_Exercise aim_
Return each line containing the string "this".

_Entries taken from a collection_
::::::

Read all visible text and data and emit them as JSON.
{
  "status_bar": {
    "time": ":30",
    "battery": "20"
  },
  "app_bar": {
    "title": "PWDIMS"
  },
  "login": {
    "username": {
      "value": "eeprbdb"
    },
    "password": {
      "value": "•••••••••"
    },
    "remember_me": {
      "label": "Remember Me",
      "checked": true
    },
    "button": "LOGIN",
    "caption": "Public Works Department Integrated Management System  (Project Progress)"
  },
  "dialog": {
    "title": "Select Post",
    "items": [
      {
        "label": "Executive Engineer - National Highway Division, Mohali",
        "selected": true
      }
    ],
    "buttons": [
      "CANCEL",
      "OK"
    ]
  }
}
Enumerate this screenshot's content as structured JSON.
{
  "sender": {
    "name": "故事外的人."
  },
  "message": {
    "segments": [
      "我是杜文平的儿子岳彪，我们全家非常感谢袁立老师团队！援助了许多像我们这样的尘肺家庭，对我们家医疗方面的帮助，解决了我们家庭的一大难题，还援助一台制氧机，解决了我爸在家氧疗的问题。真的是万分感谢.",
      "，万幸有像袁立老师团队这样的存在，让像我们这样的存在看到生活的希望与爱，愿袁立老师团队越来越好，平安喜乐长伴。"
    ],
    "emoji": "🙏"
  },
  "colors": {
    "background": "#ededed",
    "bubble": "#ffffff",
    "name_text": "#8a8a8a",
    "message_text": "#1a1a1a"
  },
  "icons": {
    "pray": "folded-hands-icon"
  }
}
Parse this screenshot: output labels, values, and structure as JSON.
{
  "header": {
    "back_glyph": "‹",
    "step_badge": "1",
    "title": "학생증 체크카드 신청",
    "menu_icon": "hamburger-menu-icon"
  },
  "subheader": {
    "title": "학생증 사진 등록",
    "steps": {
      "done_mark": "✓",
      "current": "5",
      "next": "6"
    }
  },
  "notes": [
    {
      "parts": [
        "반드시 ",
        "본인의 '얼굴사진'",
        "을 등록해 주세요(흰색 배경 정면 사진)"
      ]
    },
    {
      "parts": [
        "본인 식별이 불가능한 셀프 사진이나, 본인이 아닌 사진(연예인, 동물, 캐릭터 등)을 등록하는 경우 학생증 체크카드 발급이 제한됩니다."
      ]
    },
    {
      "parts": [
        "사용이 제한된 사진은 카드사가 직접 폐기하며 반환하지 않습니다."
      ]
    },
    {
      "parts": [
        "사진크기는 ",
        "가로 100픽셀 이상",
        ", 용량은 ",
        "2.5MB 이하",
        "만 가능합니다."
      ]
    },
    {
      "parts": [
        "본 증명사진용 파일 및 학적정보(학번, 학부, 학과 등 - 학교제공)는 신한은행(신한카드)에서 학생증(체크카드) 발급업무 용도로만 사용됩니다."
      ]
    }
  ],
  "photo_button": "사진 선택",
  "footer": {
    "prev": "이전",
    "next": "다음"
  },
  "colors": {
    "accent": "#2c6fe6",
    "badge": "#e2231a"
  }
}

::::::

_Written answer_
Enumerate this screenshot's content as structured JSON.
Parse this screenshot: output labels, values, and structure as JSON.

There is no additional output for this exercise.